» What to do
Reproduce the listing verbatim from the line with "Annotate this image: element" to the line with "- a-series-3-point: [243, 148, 250, 156]", including both of those lines. Leave the picture out of your copy.

» Provided information
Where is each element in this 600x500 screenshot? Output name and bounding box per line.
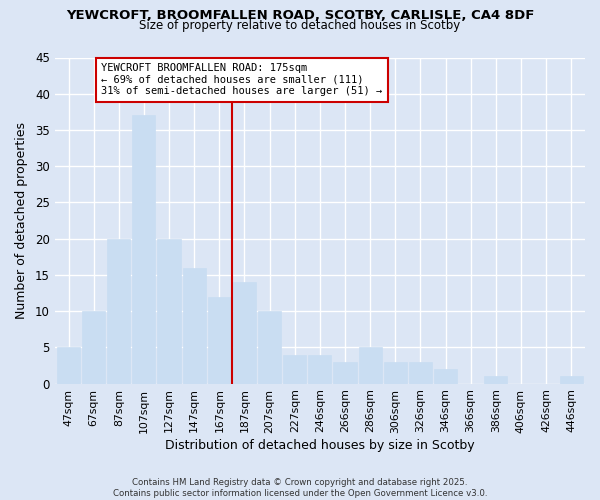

==

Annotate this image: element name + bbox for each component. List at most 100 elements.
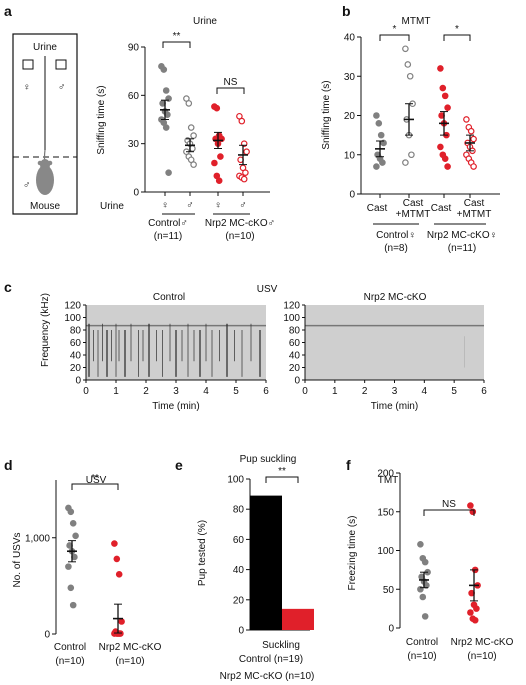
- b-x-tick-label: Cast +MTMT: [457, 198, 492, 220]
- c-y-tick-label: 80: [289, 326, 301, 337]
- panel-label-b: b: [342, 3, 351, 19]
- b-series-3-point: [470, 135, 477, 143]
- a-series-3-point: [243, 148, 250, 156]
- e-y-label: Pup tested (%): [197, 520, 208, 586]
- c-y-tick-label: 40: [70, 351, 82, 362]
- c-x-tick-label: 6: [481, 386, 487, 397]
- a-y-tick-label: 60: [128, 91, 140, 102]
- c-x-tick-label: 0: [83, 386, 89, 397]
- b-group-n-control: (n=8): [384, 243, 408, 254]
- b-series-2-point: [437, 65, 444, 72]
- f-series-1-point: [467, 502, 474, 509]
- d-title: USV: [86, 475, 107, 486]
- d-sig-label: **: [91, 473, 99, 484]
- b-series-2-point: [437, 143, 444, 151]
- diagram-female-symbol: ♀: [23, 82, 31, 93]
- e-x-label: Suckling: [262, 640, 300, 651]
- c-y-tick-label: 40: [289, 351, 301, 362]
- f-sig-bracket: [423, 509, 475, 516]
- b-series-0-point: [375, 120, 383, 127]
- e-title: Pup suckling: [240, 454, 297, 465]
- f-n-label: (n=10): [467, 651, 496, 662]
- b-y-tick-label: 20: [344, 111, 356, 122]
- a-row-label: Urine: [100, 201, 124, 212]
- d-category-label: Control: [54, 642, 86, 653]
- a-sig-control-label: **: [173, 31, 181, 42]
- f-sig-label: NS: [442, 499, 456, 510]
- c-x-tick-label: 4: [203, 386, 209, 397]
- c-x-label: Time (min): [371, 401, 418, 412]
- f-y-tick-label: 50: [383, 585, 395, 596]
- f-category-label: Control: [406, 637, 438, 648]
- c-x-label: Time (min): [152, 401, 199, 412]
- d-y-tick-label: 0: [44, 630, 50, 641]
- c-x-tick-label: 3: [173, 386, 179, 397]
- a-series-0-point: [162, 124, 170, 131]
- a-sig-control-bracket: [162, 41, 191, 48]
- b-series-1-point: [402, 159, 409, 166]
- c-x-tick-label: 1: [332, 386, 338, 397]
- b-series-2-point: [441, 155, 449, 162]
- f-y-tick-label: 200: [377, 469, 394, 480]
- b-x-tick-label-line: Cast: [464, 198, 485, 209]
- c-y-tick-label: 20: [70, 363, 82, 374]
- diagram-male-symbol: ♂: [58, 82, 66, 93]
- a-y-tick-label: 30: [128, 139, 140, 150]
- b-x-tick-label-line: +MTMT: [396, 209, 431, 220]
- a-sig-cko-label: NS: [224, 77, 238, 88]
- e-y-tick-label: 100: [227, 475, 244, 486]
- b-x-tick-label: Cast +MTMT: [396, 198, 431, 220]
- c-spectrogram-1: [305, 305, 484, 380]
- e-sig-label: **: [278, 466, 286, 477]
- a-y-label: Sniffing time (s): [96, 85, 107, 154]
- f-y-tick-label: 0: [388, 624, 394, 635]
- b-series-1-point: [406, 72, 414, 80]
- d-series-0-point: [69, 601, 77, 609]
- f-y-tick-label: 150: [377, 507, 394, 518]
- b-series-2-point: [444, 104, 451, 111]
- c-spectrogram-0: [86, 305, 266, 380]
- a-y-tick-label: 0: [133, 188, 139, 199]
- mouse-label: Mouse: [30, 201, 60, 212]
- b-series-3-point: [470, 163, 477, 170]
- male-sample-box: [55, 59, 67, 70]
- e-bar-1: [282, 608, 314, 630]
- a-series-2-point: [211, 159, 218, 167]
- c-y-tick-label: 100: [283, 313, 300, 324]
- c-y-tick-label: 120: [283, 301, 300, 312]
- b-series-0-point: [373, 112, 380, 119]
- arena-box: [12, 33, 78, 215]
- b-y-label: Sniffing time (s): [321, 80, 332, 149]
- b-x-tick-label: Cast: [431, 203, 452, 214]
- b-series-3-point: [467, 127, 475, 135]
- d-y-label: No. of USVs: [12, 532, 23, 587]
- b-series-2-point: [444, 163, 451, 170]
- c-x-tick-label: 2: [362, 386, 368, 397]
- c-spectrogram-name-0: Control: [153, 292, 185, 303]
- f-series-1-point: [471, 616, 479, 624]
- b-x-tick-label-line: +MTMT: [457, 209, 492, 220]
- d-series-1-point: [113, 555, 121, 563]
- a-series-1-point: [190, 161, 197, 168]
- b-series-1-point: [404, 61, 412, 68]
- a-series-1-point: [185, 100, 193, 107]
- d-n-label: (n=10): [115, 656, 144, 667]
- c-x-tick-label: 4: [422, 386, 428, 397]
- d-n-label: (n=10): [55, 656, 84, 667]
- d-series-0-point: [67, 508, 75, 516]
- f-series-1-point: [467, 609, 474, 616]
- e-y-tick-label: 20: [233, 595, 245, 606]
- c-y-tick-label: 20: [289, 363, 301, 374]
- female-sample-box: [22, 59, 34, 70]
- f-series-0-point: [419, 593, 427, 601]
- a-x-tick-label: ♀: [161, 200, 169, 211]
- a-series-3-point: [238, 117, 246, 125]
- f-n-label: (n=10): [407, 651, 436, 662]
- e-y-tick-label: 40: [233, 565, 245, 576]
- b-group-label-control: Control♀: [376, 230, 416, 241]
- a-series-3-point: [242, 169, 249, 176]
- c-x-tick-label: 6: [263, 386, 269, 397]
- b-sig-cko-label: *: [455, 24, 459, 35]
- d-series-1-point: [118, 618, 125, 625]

* * *

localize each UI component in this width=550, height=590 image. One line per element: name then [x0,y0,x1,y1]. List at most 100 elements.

» Solution
Annotate this image: element name + bbox for each component. List at most 100 elements.
- b-x-tick-label: Cast +MTMT: [457, 198, 492, 220]
- c-y-tick-label: 80: [289, 326, 301, 337]
- panel-label-b: b: [342, 3, 351, 19]
- b-series-3-point: [470, 135, 477, 143]
- a-series-3-point: [243, 148, 250, 156]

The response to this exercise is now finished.